# start of Input for this task

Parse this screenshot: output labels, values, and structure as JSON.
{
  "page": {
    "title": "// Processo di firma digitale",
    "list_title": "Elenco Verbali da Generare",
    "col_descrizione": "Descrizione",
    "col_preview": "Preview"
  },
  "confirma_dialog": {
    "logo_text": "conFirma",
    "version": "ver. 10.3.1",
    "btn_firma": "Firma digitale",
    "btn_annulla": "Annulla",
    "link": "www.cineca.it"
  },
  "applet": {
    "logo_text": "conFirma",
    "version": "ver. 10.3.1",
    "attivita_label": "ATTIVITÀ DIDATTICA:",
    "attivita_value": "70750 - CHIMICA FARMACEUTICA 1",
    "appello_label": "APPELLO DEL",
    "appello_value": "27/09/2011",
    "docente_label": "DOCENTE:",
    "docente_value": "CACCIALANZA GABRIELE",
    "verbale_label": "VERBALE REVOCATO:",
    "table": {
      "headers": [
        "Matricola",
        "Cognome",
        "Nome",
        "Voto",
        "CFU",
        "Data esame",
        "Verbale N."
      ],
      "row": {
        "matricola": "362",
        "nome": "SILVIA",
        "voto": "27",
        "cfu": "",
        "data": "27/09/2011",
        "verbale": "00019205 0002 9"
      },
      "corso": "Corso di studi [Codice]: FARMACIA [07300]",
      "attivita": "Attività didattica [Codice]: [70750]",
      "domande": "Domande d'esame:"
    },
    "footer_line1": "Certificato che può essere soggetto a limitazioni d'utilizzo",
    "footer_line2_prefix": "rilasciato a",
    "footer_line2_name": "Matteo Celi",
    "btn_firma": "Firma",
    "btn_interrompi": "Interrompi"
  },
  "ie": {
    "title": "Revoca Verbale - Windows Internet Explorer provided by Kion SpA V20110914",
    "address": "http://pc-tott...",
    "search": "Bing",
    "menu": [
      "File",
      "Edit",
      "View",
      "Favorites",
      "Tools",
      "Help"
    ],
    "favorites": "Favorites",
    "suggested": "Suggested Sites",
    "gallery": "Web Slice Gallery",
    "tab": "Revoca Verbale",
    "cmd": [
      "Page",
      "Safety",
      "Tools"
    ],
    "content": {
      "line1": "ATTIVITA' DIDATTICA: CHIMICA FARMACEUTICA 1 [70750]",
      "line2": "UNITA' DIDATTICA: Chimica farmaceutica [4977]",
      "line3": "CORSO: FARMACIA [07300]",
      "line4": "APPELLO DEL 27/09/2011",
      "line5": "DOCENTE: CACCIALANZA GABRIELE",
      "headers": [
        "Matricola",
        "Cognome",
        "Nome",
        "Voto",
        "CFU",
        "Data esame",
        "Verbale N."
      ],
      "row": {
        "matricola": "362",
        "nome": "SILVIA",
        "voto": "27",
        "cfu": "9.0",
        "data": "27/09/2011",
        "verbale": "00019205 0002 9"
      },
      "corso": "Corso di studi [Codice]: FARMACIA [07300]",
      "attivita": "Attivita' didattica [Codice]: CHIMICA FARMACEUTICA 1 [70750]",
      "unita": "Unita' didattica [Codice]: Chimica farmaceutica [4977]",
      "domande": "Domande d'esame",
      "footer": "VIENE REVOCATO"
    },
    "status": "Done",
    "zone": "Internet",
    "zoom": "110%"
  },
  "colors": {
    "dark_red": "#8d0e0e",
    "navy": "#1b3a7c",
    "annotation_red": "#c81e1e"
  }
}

# end of Input for this task

Every line of the material must be returned exactly as it appears.

**The solution**:
Parse this screenshot: output labels, values, and structure as JSON.
{
  "page": {
    "title": "// Processo di firma digitale",
    "list_title": "Elenco Verbali da Generare",
    "col_descrizione": "Descrizione",
    "col_preview": "Preview"
  },
  "confirma_dialog": {
    "logo_text": "conFirma",
    "version": "ver. 10.3.1",
    "btn_firma": "Firma digitale",
    "btn_annulla": "Annulla",
    "link": "www.cineca.it"
  },
  "applet": {
    "logo_text": "conFirma",
    "version": "ver. 10.3.1",
    "attivita_label": "ATTIVITÀ DIDATTICA:",
    "attivita_value": "70750 - CHIMICA FARMACEUTICA 1",
    "appello_label": "APPELLO DEL",
    "appello_value": "27/09/2011",
    "docente_label": "DOCENTE:",
    "docente_value": "CACCIALANZA GABRIELE",
    "verbale_label": "VERBALE REVOCATO:",
    "table": {
      "headers": [
        "Matricola",
        "Cognome",
        "Nome",
        "Voto",
        "CFU",
        "Data esame",
        "Verbale N."
      ],
      "row": {
        "matricola": "362",
        "nome": "SILVIA",
        "voto": "27",
        "cfu": "",
        "data": "27/09/2011",
        "verbale": "00019205 0002 9"
      },
      "corso": "Corso di studi [Codice]: FARMACIA [07300]",
      "attivita": "Attività didattica [Codice]: [70750]",
      "domande": "Domande d'esame:"
    },
    "footer_line1": "Certificato che può essere soggetto a limitazioni d'utilizzo",
    "footer_line2_prefix": "rilasciato a",
    "footer_line2_name": "Matteo Celi",
    "btn_firma": "Firma",
    "btn_interrompi": "Interrompi"
  },
  "ie": {
    "title": "Revoca Verbale - Windows Internet Explorer provided by Kion SpA V20110914",
    "address": "http://pc-tott...",
    "search": "Bing",
    "menu": [
      "File",
      "Edit",
      "View",
      "Favorites",
      "Tools",
      "Help"
    ],
    "favorites": "Favorites",
    "suggested": "Suggested Sites",
    "gallery": "Web Slice Gallery",
    "tab": "Revoca Verbale",
    "cmd": [
      "Page",
      "Safety",
      "Tools"
    ],
    "content": {
      "line1": "ATTIVITA' DIDATTICA: CHIMICA FARMACEUTICA 1 [70750]",
      "line2": "UNITA' DIDATTICA: Chimica farmaceutica [4977]",
      "line3": "CORSO: FARMACIA [07300]",
      "line4": "APPELLO DEL 27/09/2011",
      "line5": "DOCENTE: CACCIALANZA GABRIELE",
      "headers": [
        "Matricola",
        "Cognome",
        "Nome",
        "Voto",
        "CFU",
        "Data esame",
        "Verbale N."
      ],
      "row": {
        "matricola": "362",
        "nome": "SILVIA",
        "voto": "27",
        "cfu": "9.0",
        "data": "27/09/2011",
        "verbale": "00019205 0002 9"
      },
      "corso": "Corso di studi [Codice]: FARMACIA [07300]",
      "attivita": "Attivita' didattica [Codice]: CHIMICA FARMACEUTICA 1 [70750]",
      "unita": "Unita' didattica [Codice]: Chimica farmaceutica [4977]",
      "domande": "Domande d'esame",
      "footer": "VIENE REVOCATO"
    },
    "status": "Done",
    "zone": "Internet",
    "zoom": "110%"
  },
  "colors": {
    "dark_red": "#8d0e0e",
    "navy": "#1b3a7c",
    "annotation_red": "#c81e1e"
  }
}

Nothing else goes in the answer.